Using the data below, copy each line that includes the word "setLength".

_ _ _ _ _ _ _

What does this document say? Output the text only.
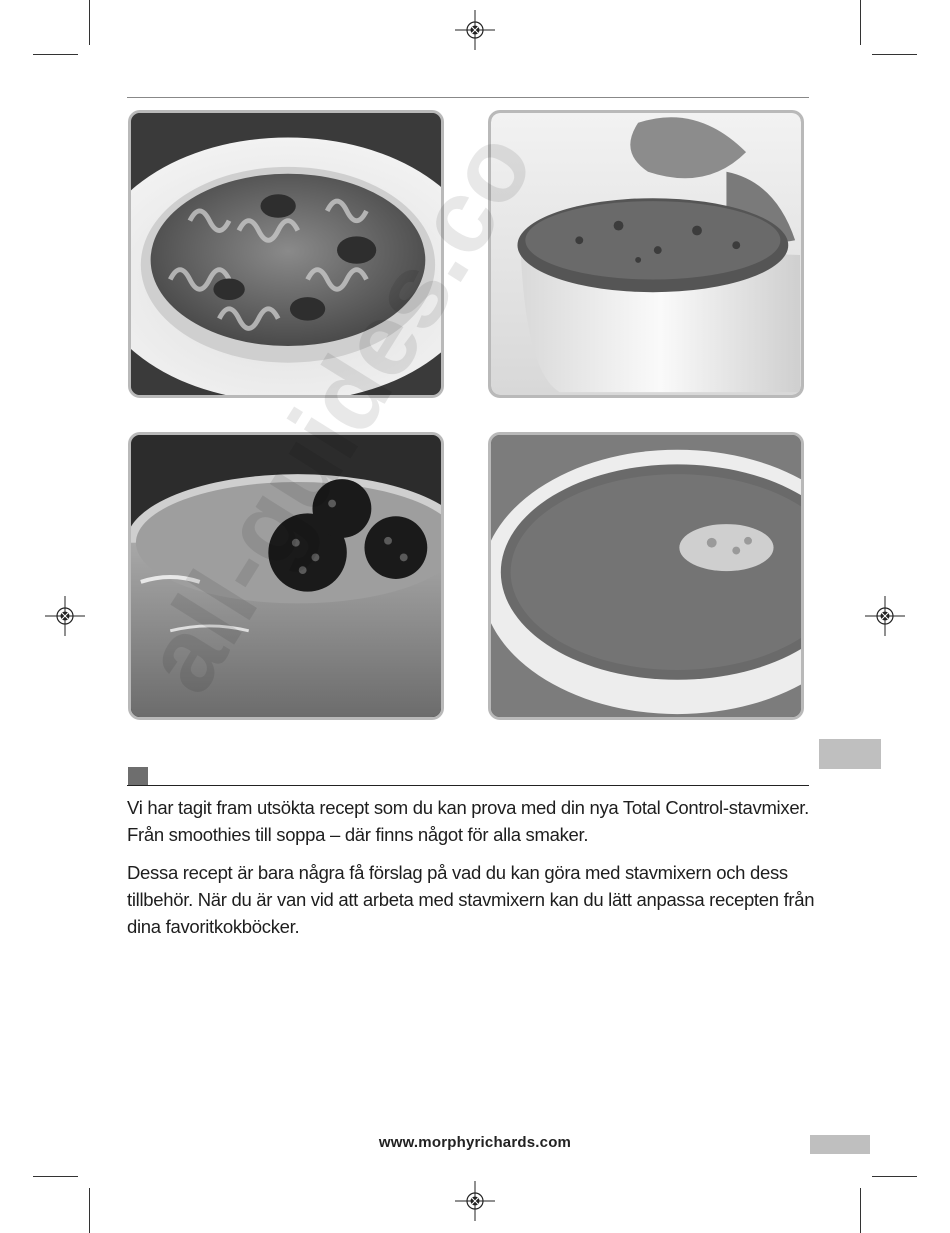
Vi har tagit fram utsökta recept som du kan prova med din nya Total Control-stavmixer.
Från smoothies till soppa – där finns något för alla smaker.

Dessa recept är bara några få förslag på vad du kan göra med stavmixern och dess
tillbehör. När du är van vid att arbeta med stavmixern kan du lätt anpassa recepten från
dina favoritkokböcker.

all-guides.co
www.morphyrichards.com
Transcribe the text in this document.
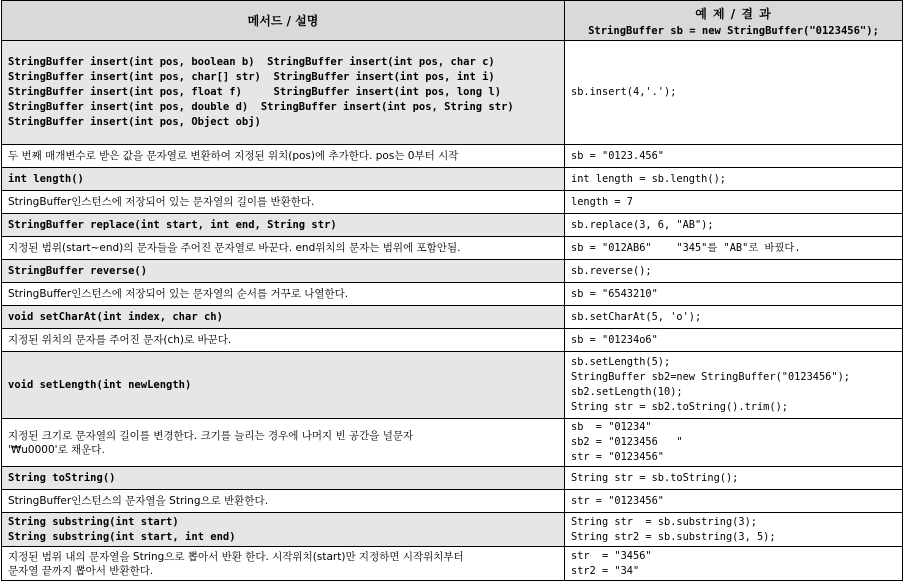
메서드 / 설명	예 제 / 결 과
StringBuffer sb = new StringBuffer("0123456");

StringBuffer insert(int pos, boolean b)  StringBuffer insert(int pos, char c)
StringBuffer insert(int pos, char[] str)  StringBuffer insert(int pos, int i)
StringBuffer insert(int pos, float f)     StringBuffer insert(int pos, long l)
StringBuffer insert(int pos, double d)  StringBuffer insert(int pos, String str)
StringBuffer insert(int pos, Object obj)	sb.insert(4,'.');

두 번째 매개변수로 받은 값을 문자열로 변환하여 지정된 위치(pos)에 추가한다. pos는 0부터 시작	sb = "0123.456"

int length()	int length = sb.length();

StringBuffer인스턴스에 저장되어 있는 문자열의 길이를 반환한다.	length = 7

StringBuffer replace(int start, int end, String str)	sb.replace(3, 6, "AB");

지정된 범위(start~end)의 문자들을 주어진 문자열로 바꾼다. end위치의 문자는 범위에 포함안됨.	sb = "012AB6"    "345"를 "AB"로 바꿨다.

StringBuffer reverse()	sb.reverse();

StringBuffer인스턴스에 저장되어 있는 문자열의 순서를 거꾸로 나열한다.	sb = "6543210"

void setCharAt(int index, char ch)	sb.setCharAt(5, 'o');

지정된 위치의 문자를 주어진 문자(ch)로 바꾼다.	sb = "01234o6"

void setLength(int newLength)	sb.setLength(5);
StringBuffer sb2=new StringBuffer("0123456");
sb2.setLength(10);
String str = sb2.toString().trim();

지정된 크기로 문자열의 길이를 변경한다. 크기를 늘리는 경우에 나머지 빈 공간을 널문자
'₩u0000'로 채운다.	sb  = "01234"
sb2 = "0123456   "
str = "0123456"

String toString()	String str = sb.toString();

StringBuffer인스턴스의 문자열을 String으로 반환한다.	str = "0123456"

String substring(int start)
String substring(int start, int end)	String str  = sb.substring(3);
String str2 = sb.substring(3, 5);

지정된 범위 내의 문자열을 String으로 뽑아서 반환 한다. 시작위치(start)만 지정하면 시작위치부터
문자열 끝까지 뽑아서 반환한다.	str  = "3456"
str2 = "34"
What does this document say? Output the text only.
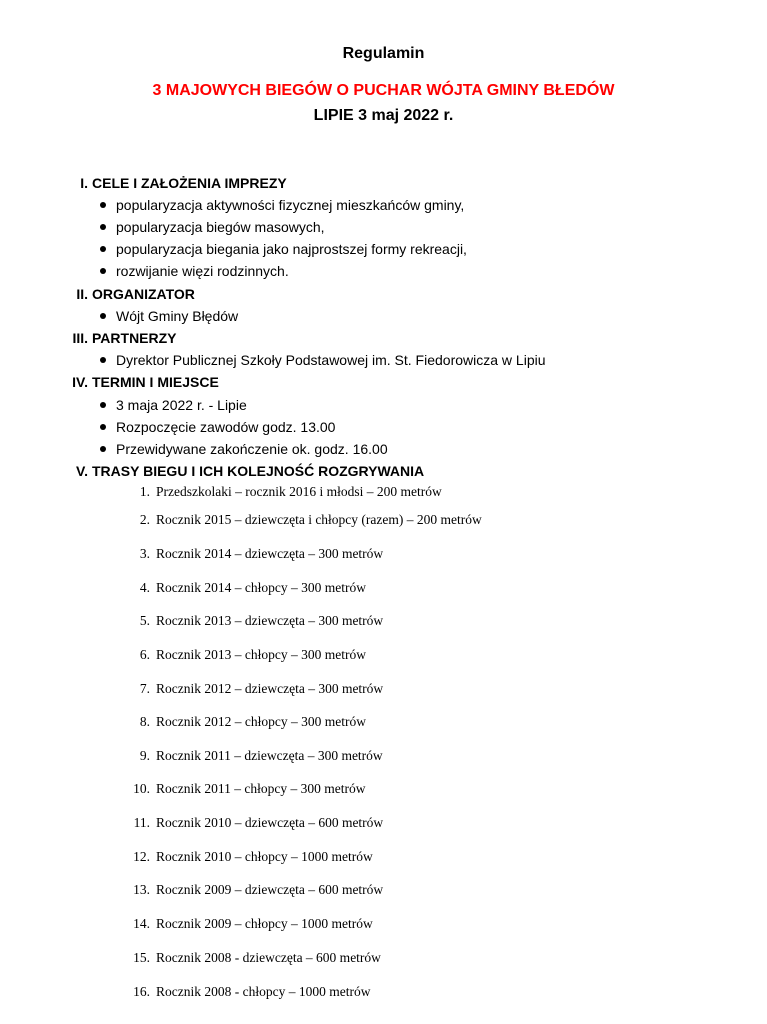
Regulamin
3 MAJOWYCH BIEGÓW O PUCHAR WÓJTA GMINY BŁEDÓW
LIPIE 3 maj 2022 r.
I. CELE I ZAŁOŻENIA IMPREZY
popularyzacja aktywności fizycznej mieszkańców gminy,
popularyzacja biegów masowych,
popularyzacja biegania jako najprostszej formy rekreacji,
rozwijanie więzi rodzinnych.
II. ORGANIZATOR
Wójt Gminy Błędów
III. PARTNERZY
Dyrektor Publicznej Szkoły Podstawowej im. St. Fiedorowicza w Lipiu
IV. TERMIN I MIEJSCE
3 maja 2022 r. - Lipie
Rozpoczęcie zawodów godz. 13.00
Przewidywane zakończenie ok. godz. 16.00
V. TRASY BIEGU I ICH KOLEJNOŚĆ ROZGRYWANIA
1. Przedszkolaki – rocznik 2016 i młodsi – 200 metrów
2. Rocznik 2015 – dziewczęta i chłopcy (razem) – 200 metrów
3. Rocznik 2014 – dziewczęta – 300 metrów
4. Rocznik 2014 – chłopcy – 300 metrów
5. Rocznik 2013 – dziewczęta – 300 metrów
6. Rocznik 2013 – chłopcy – 300 metrów
7. Rocznik 2012 – dziewczęta – 300 metrów
8. Rocznik 2012 – chłopcy – 300 metrów
9. Rocznik 2011 – dziewczęta – 300 metrów
10. Rocznik 2011 – chłopcy – 300 metrów
11. Rocznik 2010 – dziewczęta – 600 metrów
12. Rocznik 2010 – chłopcy – 1000 metrów
13. Rocznik 2009 – dziewczęta – 600 metrów
14. Rocznik 2009 – chłopcy – 1000 metrów
15. Rocznik 2008 - dziewczęta – 600 metrów
16. Rocznik 2008 - chłopcy – 1000 metrów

_ _ _ _ _ _ _

Right answer
void setLength(int newLength)	sb.setLength(5);
sb2.setLength(10);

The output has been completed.